[Raw records]
** Start **
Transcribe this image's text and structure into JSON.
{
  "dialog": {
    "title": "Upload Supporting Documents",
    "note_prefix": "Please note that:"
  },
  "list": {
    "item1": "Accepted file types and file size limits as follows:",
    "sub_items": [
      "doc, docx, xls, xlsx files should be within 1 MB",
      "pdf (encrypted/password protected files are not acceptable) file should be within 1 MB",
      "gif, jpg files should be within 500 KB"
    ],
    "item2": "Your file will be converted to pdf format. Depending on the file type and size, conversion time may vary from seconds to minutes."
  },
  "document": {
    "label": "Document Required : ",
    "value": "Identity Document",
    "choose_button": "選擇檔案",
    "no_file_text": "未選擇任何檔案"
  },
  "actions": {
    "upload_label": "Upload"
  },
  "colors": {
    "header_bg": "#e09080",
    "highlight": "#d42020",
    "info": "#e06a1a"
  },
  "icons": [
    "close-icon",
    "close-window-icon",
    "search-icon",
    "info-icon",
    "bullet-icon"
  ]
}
** End **
** Start **
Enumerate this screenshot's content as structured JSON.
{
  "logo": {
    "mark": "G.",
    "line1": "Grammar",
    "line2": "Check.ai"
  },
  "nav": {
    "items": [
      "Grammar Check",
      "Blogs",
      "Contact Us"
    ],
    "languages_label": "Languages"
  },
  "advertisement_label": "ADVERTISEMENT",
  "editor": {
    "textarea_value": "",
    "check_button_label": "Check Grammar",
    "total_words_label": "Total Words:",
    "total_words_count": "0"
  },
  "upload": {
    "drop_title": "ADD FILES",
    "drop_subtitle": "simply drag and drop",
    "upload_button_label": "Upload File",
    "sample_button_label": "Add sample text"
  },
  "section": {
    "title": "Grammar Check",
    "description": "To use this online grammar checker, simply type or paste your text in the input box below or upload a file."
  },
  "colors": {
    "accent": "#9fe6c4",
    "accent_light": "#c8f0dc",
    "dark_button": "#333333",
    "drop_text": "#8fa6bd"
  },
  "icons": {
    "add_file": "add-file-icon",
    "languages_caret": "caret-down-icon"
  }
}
** End **
_EXERCISE DESCRIPTION_
Provide only the count of lines in the material above that hold the word "within".

_REPLY TO THE EXERCISE_
3